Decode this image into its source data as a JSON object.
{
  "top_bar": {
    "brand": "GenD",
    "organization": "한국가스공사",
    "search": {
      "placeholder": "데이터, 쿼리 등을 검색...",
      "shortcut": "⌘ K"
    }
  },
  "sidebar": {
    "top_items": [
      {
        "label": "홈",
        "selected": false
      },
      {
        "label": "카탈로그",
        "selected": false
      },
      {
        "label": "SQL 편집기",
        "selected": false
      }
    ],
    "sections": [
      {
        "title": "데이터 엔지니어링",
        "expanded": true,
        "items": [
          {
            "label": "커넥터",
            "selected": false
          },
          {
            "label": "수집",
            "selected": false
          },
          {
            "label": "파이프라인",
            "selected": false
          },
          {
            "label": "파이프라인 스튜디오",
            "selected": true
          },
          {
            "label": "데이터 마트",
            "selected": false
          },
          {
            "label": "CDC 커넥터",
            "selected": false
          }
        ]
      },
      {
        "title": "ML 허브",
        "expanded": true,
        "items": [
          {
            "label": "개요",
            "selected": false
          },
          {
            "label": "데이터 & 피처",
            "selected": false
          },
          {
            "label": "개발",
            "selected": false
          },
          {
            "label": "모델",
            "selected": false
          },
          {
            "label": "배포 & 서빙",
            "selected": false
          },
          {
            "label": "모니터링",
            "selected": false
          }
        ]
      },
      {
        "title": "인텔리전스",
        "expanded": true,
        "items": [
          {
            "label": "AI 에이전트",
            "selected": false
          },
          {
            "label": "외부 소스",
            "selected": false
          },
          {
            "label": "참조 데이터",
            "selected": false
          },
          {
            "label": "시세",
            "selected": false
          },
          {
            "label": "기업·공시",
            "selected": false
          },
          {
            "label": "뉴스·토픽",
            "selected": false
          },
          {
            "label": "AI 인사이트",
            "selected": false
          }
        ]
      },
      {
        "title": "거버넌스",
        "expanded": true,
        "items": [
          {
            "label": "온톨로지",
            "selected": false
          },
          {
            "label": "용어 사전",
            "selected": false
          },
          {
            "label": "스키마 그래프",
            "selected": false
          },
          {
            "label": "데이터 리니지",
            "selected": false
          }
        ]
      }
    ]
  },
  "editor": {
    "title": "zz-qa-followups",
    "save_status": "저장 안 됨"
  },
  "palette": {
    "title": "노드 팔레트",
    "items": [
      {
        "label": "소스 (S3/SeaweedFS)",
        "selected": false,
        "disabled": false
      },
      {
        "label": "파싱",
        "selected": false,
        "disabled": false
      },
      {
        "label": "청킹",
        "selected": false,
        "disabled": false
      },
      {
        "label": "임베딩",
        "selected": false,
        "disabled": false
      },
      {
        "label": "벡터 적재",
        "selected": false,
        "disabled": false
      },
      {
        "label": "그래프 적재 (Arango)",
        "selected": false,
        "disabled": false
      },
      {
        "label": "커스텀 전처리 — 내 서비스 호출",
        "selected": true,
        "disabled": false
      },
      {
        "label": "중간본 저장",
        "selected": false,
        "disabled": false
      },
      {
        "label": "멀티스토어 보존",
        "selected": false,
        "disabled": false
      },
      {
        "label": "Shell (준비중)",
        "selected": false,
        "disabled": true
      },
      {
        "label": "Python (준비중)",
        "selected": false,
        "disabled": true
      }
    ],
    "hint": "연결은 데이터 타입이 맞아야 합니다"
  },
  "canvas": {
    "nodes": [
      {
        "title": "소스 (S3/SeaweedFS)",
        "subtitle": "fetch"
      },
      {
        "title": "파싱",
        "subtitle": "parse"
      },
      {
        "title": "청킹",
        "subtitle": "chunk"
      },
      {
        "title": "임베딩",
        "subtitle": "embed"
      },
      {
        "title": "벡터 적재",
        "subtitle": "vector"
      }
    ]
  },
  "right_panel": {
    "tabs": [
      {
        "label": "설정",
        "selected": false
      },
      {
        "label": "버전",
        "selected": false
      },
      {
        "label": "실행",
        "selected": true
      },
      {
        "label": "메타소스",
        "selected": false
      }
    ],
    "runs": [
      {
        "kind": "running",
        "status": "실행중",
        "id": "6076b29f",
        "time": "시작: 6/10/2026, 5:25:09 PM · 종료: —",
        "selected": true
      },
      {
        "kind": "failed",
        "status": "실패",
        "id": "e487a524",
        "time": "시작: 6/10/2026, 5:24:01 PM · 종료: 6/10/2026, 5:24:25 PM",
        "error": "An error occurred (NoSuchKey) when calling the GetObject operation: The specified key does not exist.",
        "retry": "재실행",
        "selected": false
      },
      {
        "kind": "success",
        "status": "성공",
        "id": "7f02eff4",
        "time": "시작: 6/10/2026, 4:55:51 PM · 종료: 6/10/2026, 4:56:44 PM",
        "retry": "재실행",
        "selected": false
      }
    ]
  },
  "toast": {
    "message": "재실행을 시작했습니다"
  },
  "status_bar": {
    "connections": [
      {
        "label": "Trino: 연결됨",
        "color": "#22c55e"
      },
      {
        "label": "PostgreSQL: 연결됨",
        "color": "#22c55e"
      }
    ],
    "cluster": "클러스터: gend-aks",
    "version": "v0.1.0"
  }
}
..........
### [Exercise instructions]
Reproduce the listing above verbatim, from first line to last.

### [The output]
Decode this image into its source data as a JSON object.
{
  "top_bar": {
    "brand": "GenD",
    "organization": "한국가스공사",
    "search": {
      "placeholder": "데이터, 쿼리 등을 검색...",
      "shortcut": "⌘ K"
    }
  },
  "sidebar": {
    "top_items": [
      {
        "label": "홈",
        "selected": false
      },
      {
        "label": "카탈로그",
        "selected": false
      },
      {
        "label": "SQL 편집기",
        "selected": false
      }
    ],
    "sections": [
      {
        "title": "데이터 엔지니어링",
        "expanded": true,
        "items": [
          {
            "label": "커넥터",
            "selected": false
          },
          {
            "label": "수집",
            "selected": false
          },
          {
            "label": "파이프라인",
            "selected": false
          },
          {
            "label": "파이프라인 스튜디오",
            "selected": true
          },
          {
            "label": "데이터 마트",
            "selected": false
          },
          {
            "label": "CDC 커넥터",
            "selected": false
          }
        ]
      },
      {
        "title": "ML 허브",
        "expanded": true,
        "items": [
          {
            "label": "개요",
            "selected": false
          },
          {
            "label": "데이터 & 피처",
            "selected": false
          },
          {
            "label": "개발",
            "selected": false
          },
          {
            "label": "모델",
            "selected": false
          },
          {
            "label": "배포 & 서빙",
            "selected": false
          },
          {
            "label": "모니터링",
            "selected": false
          }
        ]
      },
      {
        "title": "인텔리전스",
        "expanded": true,
        "items": [
          {
            "label": "AI 에이전트",
            "selected": false
          },
          {
            "label": "외부 소스",
            "selected": false
          },
          {
            "label": "참조 데이터",
            "selected": false
          },
          {
            "label": "시세",
            "selected": false
          },
          {
            "label": "기업·공시",
            "selected": false
          },
          {
            "label": "뉴스·토픽",
            "selected": false
          },
          {
            "label": "AI 인사이트",
            "selected": false
          }
        ]
      },
      {
        "title": "거버넌스",
        "expanded": true,
        "items": [
          {
            "label": "온톨로지",
            "selected": false
          },
          {
            "label": "용어 사전",
            "selected": false
          },
          {
            "label": "스키마 그래프",
            "selected": false
          },
          {
            "label": "데이터 리니지",
            "selected": false
          }
        ]
      }
    ]
  },
  "editor": {
    "title": "zz-qa-followups",
    "save_status": "저장 안 됨"
  },
  "palette": {
    "title": "노드 팔레트",
    "items": [
      {
        "label": "소스 (S3/SeaweedFS)",
        "selected": false,
        "disabled": false
      },
      {
        "label": "파싱",
        "selected": false,
        "disabled": false
      },
      {
        "label": "청킹",
        "selected": false,
        "disabled": false
      },
      {
        "label": "임베딩",
        "selected": false,
        "disabled": false
      },
      {
        "label": "벡터 적재",
        "selected": false,
        "disabled": false
      },
      {
        "label": "그래프 적재 (Arango)",
        "selected": false,
        "disabled": false
      },
      {
        "label": "커스텀 전처리 — 내 서비스 호출",
        "selected": true,
        "disabled": false
      },
      {
        "label": "중간본 저장",
        "selected": false,
        "disabled": false
      },
      {
        "label": "멀티스토어 보존",
        "selected": false,
        "disabled": false
      },
      {
        "label": "Shell (준비중)",
        "selected": false,
        "disabled": true
      },
      {
        "label": "Python (준비중)",
        "selected": false,
        "disabled": true
      }
    ],
    "hint": "연결은 데이터 타입이 맞아야 합니다"
  },
  "canvas": {
    "nodes": [
      {
        "title": "소스 (S3/SeaweedFS)",
        "subtitle": "fetch"
      },
      {
        "title": "파싱",
        "subtitle": "parse"
      },
      {
        "title": "청킹",
        "subtitle": "chunk"
      },
      {
        "title": "임베딩",
        "subtitle": "embed"
      },
      {
        "title": "벡터 적재",
        "subtitle": "vector"
      }
    ]
  },
  "right_panel": {
    "tabs": [
      {
        "label": "설정",
        "selected": false
      },
      {
        "label": "버전",
        "selected": false
      },
      {
        "label": "실행",
        "selected": true
      },
      {
        "label": "메타소스",
        "selected": false
      }
    ],
    "runs": [
      {
        "kind": "running",
        "status": "실행중",
        "id": "6076b29f",
        "time": "시작: 6/10/2026, 5:25:09 PM · 종료: —",
        "selected": true
      },
      {
        "kind": "failed",
        "status": "실패",
        "id": "e487a524",
        "time": "시작: 6/10/2026, 5:24:01 PM · 종료: 6/10/2026, 5:24:25 PM",
        "error": "An error occurred (NoSuchKey) when calling the GetObject operation: The specified key does not exist.",
        "retry": "재실행",
        "selected": false
      },
      {
        "kind": "success",
        "status": "성공",
        "id": "7f02eff4",
        "time": "시작: 6/10/2026, 4:55:51 PM · 종료: 6/10/2026, 4:56:44 PM",
        "retry": "재실행",
        "selected": false
      }
    ]
  },
  "toast": {
    "message": "재실행을 시작했습니다"
  },
  "status_bar": {
    "connections": [
      {
        "label": "Trino: 연결됨",
        "color": "#22c55e"
      },
      {
        "label": "PostgreSQL: 연결됨",
        "color": "#22c55e"
      }
    ],
    "cluster": "클러스터: gend-aks",
    "version": "v0.1.0"
  }
}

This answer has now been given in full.